• _Entries shown_
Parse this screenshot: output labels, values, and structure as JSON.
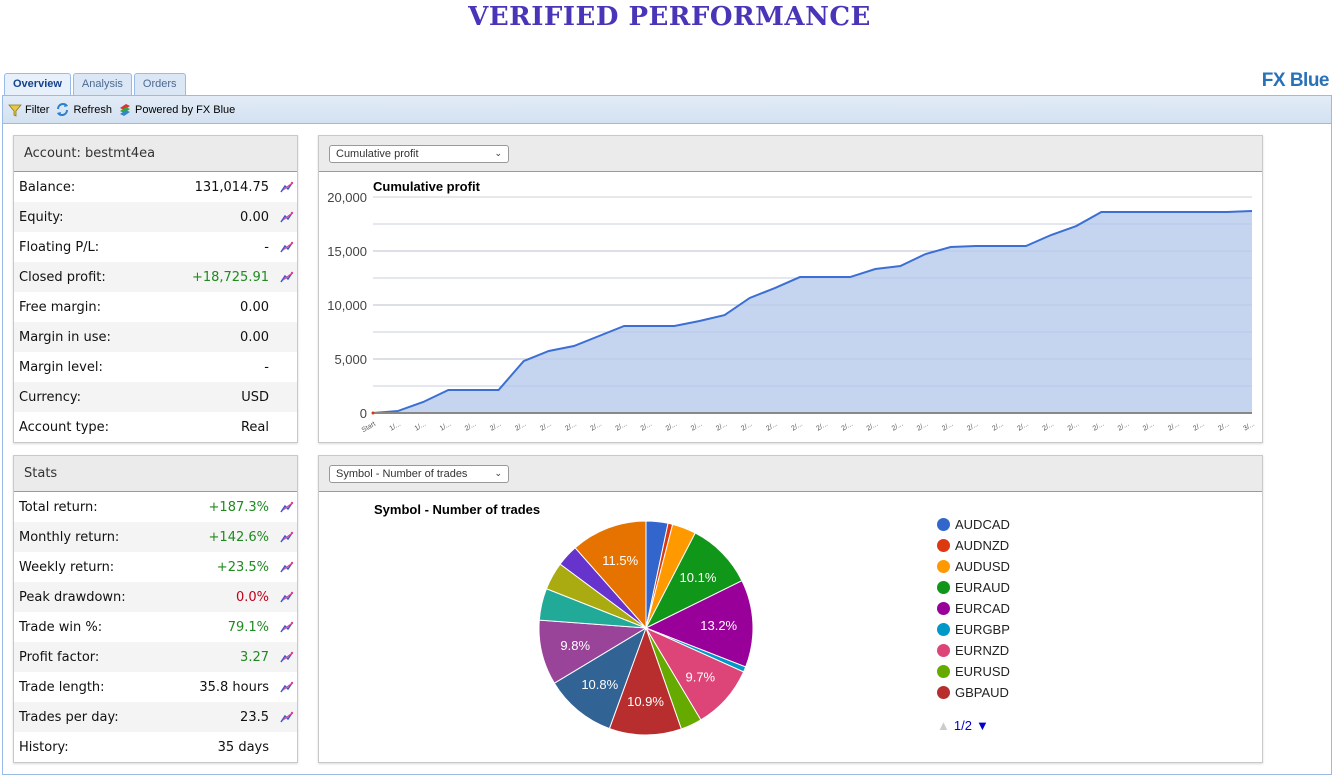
{
  "page_title": "VERIFIED PERFORMANCE",
  "brand": "FX Blue",
  "tabs": [
    {
      "label": "Overview",
      "active": true
    },
    {
      "label": "Analysis",
      "active": false
    },
    {
      "label": "Orders",
      "active": false
    }
  ],
  "toolbar": {
    "filter": "Filter",
    "refresh": "Refresh",
    "powered": "Powered by FX Blue"
  },
  "account": {
    "title": "Account: bestmt4ea",
    "rows": [
      {
        "label": "Balance:",
        "value": "131,014.75",
        "color": "",
        "icon": true
      },
      {
        "label": "Equity:",
        "value": "0.00",
        "color": "",
        "icon": true
      },
      {
        "label": "Floating P/L:",
        "value": "-",
        "color": "",
        "icon": true
      },
      {
        "label": "Closed profit:",
        "value": "+18,725.91",
        "color": "green",
        "icon": true
      },
      {
        "label": "Free margin:",
        "value": "0.00",
        "color": "",
        "icon": false
      },
      {
        "label": "Margin in use:",
        "value": "0.00",
        "color": "",
        "icon": false
      },
      {
        "label": "Margin level:",
        "value": "-",
        "color": "",
        "icon": false
      },
      {
        "label": "Currency:",
        "value": "USD",
        "color": "",
        "icon": false
      },
      {
        "label": "Account type:",
        "value": "Real",
        "color": "",
        "icon": false
      }
    ]
  },
  "stats": {
    "title": "Stats",
    "rows": [
      {
        "label": "Total return:",
        "value": "+187.3%",
        "color": "green",
        "icon": true
      },
      {
        "label": "Monthly return:",
        "value": "+142.6%",
        "color": "green",
        "icon": true
      },
      {
        "label": "Weekly return:",
        "value": "+23.5%",
        "color": "green",
        "icon": true
      },
      {
        "label": "Peak drawdown:",
        "value": "0.0%",
        "color": "red",
        "icon": true
      },
      {
        "label": "Trade win %:",
        "value": "79.1%",
        "color": "green",
        "icon": true
      },
      {
        "label": "Profit factor:",
        "value": "3.27",
        "color": "green",
        "icon": true
      },
      {
        "label": "Trade length:",
        "value": "35.8 hours",
        "color": "",
        "icon": true
      },
      {
        "label": "Trades per day:",
        "value": "23.5",
        "color": "",
        "icon": true
      },
      {
        "label": "History:",
        "value": "35 days",
        "color": "",
        "icon": false
      }
    ]
  },
  "chart1_select": "Cumulative profit",
  "chart2_select": "Symbol - Number of trades",
  "legend_pager": "1/2",
  "chart_data": [
    {
      "type": "area",
      "title": "Cumulative profit",
      "xlabel": "",
      "ylabel": "",
      "ylim": [
        0,
        20000
      ],
      "yticks": [
        "0",
        "5,000",
        "10,000",
        "15,000",
        "20,000"
      ],
      "grid": true,
      "x": [
        "Start",
        "1/...",
        "1/...",
        "1/...",
        "2/...",
        "2/...",
        "2/...",
        "2/...",
        "2/...",
        "2/...",
        "2/...",
        "2/...",
        "2/...",
        "2/...",
        "2/...",
        "2/...",
        "2/...",
        "2/...",
        "2/...",
        "2/...",
        "2/...",
        "2/...",
        "2/...",
        "2/...",
        "2/...",
        "2/...",
        "2/...",
        "2/...",
        "2/...",
        "2/...",
        "2/...",
        "2/...",
        "2/...",
        "2/...",
        "2/...",
        "3/..."
      ],
      "values": [
        0,
        190,
        1020,
        2130,
        2130,
        2130,
        4810,
        5740,
        6200,
        7130,
        8060,
        8060,
        8060,
        8520,
        9070,
        10650,
        11570,
        12590,
        12590,
        12590,
        13330,
        13610,
        14720,
        15370,
        15460,
        15460,
        15460,
        16480,
        17310,
        18610,
        18610,
        18610,
        18610,
        18610,
        18610,
        18700
      ],
      "color": "#3b6fd4",
      "fill": "#c2d3ef"
    },
    {
      "type": "pie",
      "title": "Symbol - Number of trades",
      "legend_position": "right",
      "slices": [
        {
          "label": "AUDCAD",
          "value": 3.3,
          "color": "#3366cc",
          "show_label": false
        },
        {
          "label": "AUDNZD",
          "value": 0.7,
          "color": "#dc3912",
          "show_label": false
        },
        {
          "label": "AUDUSD",
          "value": 3.6,
          "color": "#ff9900",
          "show_label": false
        },
        {
          "label": "EURAUD",
          "value": 10.1,
          "color": "#109618",
          "show_label": true
        },
        {
          "label": "EURCAD",
          "value": 13.2,
          "color": "#990099",
          "show_label": true
        },
        {
          "label": "EURGBP",
          "value": 0.8,
          "color": "#0099c6",
          "show_label": false
        },
        {
          "label": "EURNZD",
          "value": 9.7,
          "color": "#dd4477",
          "show_label": true
        },
        {
          "label": "EURUSD",
          "value": 3.2,
          "color": "#66aa00",
          "show_label": false
        },
        {
          "label": "GBPAUD",
          "value": 10.9,
          "color": "#b82e2e",
          "show_label": true
        },
        {
          "label": "",
          "value": 10.8,
          "color": "#316395",
          "show_label": true
        },
        {
          "label": "",
          "value": 9.8,
          "color": "#994499",
          "show_label": true
        },
        {
          "label": "",
          "value": 4.8,
          "color": "#22aa99",
          "show_label": false
        },
        {
          "label": "",
          "value": 4.2,
          "color": "#aaaa11",
          "show_label": false
        },
        {
          "label": "",
          "value": 3.3,
          "color": "#6633cc",
          "show_label": false
        },
        {
          "label": "",
          "value": 11.5,
          "color": "#e67300",
          "show_label": true
        }
      ],
      "legend": [
        "AUDCAD",
        "AUDNZD",
        "AUDUSD",
        "EURAUD",
        "EURCAD",
        "EURGBP",
        "EURNZD",
        "EURUSD",
        "GBPAUD"
      ]
    }
  ]
}
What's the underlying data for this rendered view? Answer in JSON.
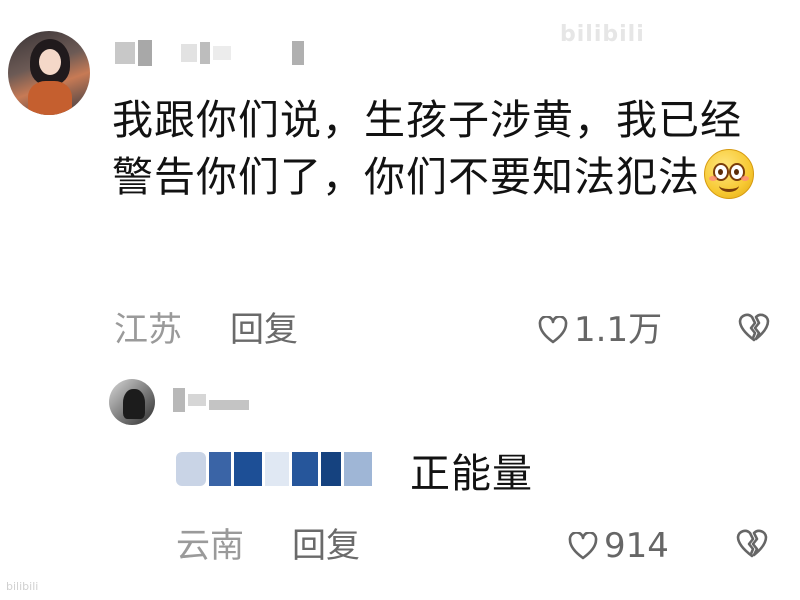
{
  "watermark": {
    "top": "bilibili",
    "bottom": "bilibili"
  },
  "comment": {
    "text": "我跟你们说，生孩子涉黄，我已经警告你们了，你们不要知法犯法",
    "emoji_icon": "smiling-blushing-emoji-icon",
    "location": "江苏",
    "reply_label": "回复",
    "likes": "1.1万"
  },
  "reply": {
    "text": "正能量",
    "location": "云南",
    "reply_label": "回复",
    "likes": "914"
  },
  "icons": {
    "heart": "heart-outline-icon",
    "dislike": "broken-heart-icon"
  },
  "colors": {
    "text": "#121212",
    "meta": "#9a9a9a",
    "mention": "#1d4f96"
  }
}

• _Task to complete_
Print all of the entries word for word. Skip any images they contain.

• _Solved exercise_
Parse this screenshot: output labels, values, and structure as JSON.
{
  "page_title": "VERIFIED PERFORMANCE",
  "brand": "FX Blue",
  "tabs": [
    {
      "label": "Overview",
      "active": true
    },
    {
      "label": "Analysis",
      "active": false
    },
    {
      "label": "Orders",
      "active": false
    }
  ],
  "toolbar": {
    "filter": "Filter",
    "refresh": "Refresh",
    "powered": "Powered by FX Blue"
  },
  "account": {
    "title": "Account: bestmt4ea",
    "rows": [
      {
        "label": "Balance:",
        "value": "131,014.75",
        "color": "",
        "icon": true
      },
      {
        "label": "Equity:",
        "value": "0.00",
        "color": "",
        "icon": true
      },
      {
        "label": "Floating P/L:",
        "value": "-",
        "color": "",
        "icon": true
      },
      {
        "label": "Closed profit:",
        "value": "+18,725.91",
        "color": "green",
        "icon": true
      },
      {
        "label": "Free margin:",
        "value": "0.00",
        "color": "",
        "icon": false
      },
      {
        "label": "Margin in use:",
        "value": "0.00",
        "color": "",
        "icon": false
      },
      {
        "label": "Margin level:",
        "value": "-",
        "color": "",
        "icon": false
      },
      {
        "label": "Currency:",
        "value": "USD",
        "color": "",
        "icon": false
      },
      {
        "label": "Account type:",
        "value": "Real",
        "color": "",
        "icon": false
      }
    ]
  },
  "stats": {
    "title": "Stats",
    "rows": [
      {
        "label": "Total return:",
        "value": "+187.3%",
        "color": "green",
        "icon": true
      },
      {
        "label": "Monthly return:",
        "value": "+142.6%",
        "color": "green",
        "icon": true
      },
      {
        "label": "Weekly return:",
        "value": "+23.5%",
        "color": "green",
        "icon": true
      },
      {
        "label": "Peak drawdown:",
        "value": "0.0%",
        "color": "red",
        "icon": true
      },
      {
        "label": "Trade win %:",
        "value": "79.1%",
        "color": "green",
        "icon": true
      },
      {
        "label": "Profit factor:",
        "value": "3.27",
        "color": "green",
        "icon": true
      },
      {
        "label": "Trade length:",
        "value": "35.8 hours",
        "color": "",
        "icon": true
      },
      {
        "label": "Trades per day:",
        "value": "23.5",
        "color": "",
        "icon": true
      },
      {
        "label": "History:",
        "value": "35 days",
        "color": "",
        "icon": false
      }
    ]
  },
  "chart1_select": "Cumulative profit",
  "chart2_select": "Symbol - Number of trades",
  "legend_pager": "1/2",
  "chart_data": [
    {
      "type": "area",
      "title": "Cumulative profit",
      "xlabel": "",
      "ylabel": "",
      "ylim": [
        0,
        20000
      ],
      "yticks": [
        "0",
        "5,000",
        "10,000",
        "15,000",
        "20,000"
      ],
      "grid": true,
      "x": [
        "Start",
        "1/...",
        "1/...",
        "1/...",
        "2/...",
        "2/...",
        "2/...",
        "2/...",
        "2/...",
        "2/...",
        "2/...",
        "2/...",
        "2/...",
        "2/...",
        "2/...",
        "2/...",
        "2/...",
        "2/...",
        "2/...",
        "2/...",
        "2/...",
        "2/...",
        "2/...",
        "2/...",
        "2/...",
        "2/...",
        "2/...",
        "2/...",
        "2/...",
        "2/...",
        "2/...",
        "2/...",
        "2/...",
        "2/...",
        "2/...",
        "3/..."
      ],
      "values": [
        0,
        190,
        1020,
        2130,
        2130,
        2130,
        4810,
        5740,
        6200,
        7130,
        8060,
        8060,
        8060,
        8520,
        9070,
        10650,
        11570,
        12590,
        12590,
        12590,
        13330,
        13610,
        14720,
        15370,
        15460,
        15460,
        15460,
        16480,
        17310,
        18610,
        18610,
        18610,
        18610,
        18610,
        18610,
        18700
      ],
      "color": "#3b6fd4",
      "fill": "#c2d3ef"
    },
    {
      "type": "pie",
      "title": "Symbol - Number of trades",
      "legend_position": "right",
      "slices": [
        {
          "label": "AUDCAD",
          "value": 3.3,
          "color": "#3366cc",
          "show_label": false
        },
        {
          "label": "AUDNZD",
          "value": 0.7,
          "color": "#dc3912",
          "show_label": false
        },
        {
          "label": "AUDUSD",
          "value": 3.6,
          "color": "#ff9900",
          "show_label": false
        },
        {
          "label": "EURAUD",
          "value": 10.1,
          "color": "#109618",
          "show_label": true
        },
        {
          "label": "EURCAD",
          "value": 13.2,
          "color": "#990099",
          "show_label": true
        },
        {
          "label": "EURGBP",
          "value": 0.8,
          "color": "#0099c6",
          "show_label": false
        },
        {
          "label": "EURNZD",
          "value": 9.7,
          "color": "#dd4477",
          "show_label": true
        },
        {
          "label": "EURUSD",
          "value": 3.2,
          "color": "#66aa00",
          "show_label": false
        },
        {
          "label": "GBPAUD",
          "value": 10.9,
          "color": "#b82e2e",
          "show_label": true
        },
        {
          "label": "",
          "value": 10.8,
          "color": "#316395",
          "show_label": true
        },
        {
          "label": "",
          "value": 9.8,
          "color": "#994499",
          "show_label": true
        },
        {
          "label": "",
          "value": 4.8,
          "color": "#22aa99",
          "show_label": false
        },
        {
          "label": "",
          "value": 4.2,
          "color": "#aaaa11",
          "show_label": false
        },
        {
          "label": "",
          "value": 3.3,
          "color": "#6633cc",
          "show_label": false
        },
        {
          "label": "",
          "value": 11.5,
          "color": "#e67300",
          "show_label": true
        }
      ],
      "legend": [
        "AUDCAD",
        "AUDNZD",
        "AUDUSD",
        "EURAUD",
        "EURCAD",
        "EURGBP",
        "EURNZD",
        "EURUSD",
        "GBPAUD"
      ]
    }
  ]
}
What's the underlying data for this rendered view? Answer in JSON.
{
  "watermark": {
    "top": "bilibili",
    "bottom": "bilibili"
  },
  "comment": {
    "text": "我跟你们说，生孩子涉黄，我已经警告你们了，你们不要知法犯法",
    "emoji_icon": "smiling-blushing-emoji-icon",
    "location": "江苏",
    "reply_label": "回复",
    "likes": "1.1万"
  },
  "reply": {
    "text": "正能量",
    "location": "云南",
    "reply_label": "回复",
    "likes": "914"
  },
  "icons": {
    "heart": "heart-outline-icon",
    "dislike": "broken-heart-icon"
  },
  "colors": {
    "text": "#121212",
    "meta": "#9a9a9a",
    "mention": "#1d4f96"
  }
}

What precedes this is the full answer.